Required work
For the data below, work out how many lines contain the word "categorie" and supply only that number.

+ + + + +

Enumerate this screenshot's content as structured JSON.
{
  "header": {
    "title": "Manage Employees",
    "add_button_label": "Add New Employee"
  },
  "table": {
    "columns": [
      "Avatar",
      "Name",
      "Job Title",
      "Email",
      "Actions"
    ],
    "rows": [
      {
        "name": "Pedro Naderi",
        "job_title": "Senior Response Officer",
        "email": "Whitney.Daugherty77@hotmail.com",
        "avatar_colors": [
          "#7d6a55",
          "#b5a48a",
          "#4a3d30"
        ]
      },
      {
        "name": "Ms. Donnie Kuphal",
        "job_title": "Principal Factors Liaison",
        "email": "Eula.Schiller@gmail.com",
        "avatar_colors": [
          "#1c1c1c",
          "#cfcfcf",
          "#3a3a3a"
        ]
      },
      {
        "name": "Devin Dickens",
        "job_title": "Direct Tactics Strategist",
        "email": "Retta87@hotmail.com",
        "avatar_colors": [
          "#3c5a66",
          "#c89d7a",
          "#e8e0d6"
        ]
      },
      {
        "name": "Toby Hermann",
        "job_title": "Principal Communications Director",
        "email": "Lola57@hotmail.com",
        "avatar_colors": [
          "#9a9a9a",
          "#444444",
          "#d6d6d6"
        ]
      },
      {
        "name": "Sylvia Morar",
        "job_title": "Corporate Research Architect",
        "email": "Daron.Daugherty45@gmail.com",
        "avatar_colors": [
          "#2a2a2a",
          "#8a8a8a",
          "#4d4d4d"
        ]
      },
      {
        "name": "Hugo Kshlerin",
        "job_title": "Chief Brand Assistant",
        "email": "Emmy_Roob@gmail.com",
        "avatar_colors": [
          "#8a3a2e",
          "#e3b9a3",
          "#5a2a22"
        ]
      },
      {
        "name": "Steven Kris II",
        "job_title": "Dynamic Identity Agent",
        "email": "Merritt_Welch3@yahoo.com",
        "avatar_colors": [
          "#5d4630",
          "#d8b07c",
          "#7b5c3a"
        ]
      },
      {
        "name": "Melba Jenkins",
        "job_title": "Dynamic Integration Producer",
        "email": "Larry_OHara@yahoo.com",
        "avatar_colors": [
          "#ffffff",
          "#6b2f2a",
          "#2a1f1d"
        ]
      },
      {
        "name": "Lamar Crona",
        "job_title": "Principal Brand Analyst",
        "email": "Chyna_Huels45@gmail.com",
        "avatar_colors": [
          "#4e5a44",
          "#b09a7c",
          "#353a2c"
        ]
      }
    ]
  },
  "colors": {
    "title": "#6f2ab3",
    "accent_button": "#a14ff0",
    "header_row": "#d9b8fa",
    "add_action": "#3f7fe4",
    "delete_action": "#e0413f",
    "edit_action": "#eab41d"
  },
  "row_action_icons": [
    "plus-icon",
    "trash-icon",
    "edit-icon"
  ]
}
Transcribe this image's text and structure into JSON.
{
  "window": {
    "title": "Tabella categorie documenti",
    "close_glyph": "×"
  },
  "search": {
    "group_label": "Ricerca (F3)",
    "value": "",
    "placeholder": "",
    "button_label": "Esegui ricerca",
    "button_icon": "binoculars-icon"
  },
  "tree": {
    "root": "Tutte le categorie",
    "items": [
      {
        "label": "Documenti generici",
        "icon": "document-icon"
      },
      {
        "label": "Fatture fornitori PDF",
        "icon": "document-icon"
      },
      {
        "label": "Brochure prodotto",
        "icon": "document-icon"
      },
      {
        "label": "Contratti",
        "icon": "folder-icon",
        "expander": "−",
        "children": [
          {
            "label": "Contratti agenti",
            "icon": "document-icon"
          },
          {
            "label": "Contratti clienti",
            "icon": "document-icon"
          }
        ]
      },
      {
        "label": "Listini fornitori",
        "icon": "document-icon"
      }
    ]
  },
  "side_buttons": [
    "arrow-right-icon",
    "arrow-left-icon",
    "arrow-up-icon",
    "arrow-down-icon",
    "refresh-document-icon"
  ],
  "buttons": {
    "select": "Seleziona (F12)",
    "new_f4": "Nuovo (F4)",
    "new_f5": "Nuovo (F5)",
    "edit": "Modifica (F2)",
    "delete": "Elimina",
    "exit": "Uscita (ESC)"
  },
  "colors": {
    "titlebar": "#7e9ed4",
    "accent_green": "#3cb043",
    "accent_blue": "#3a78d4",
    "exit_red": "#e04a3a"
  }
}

+ + + + +

Problem solution
2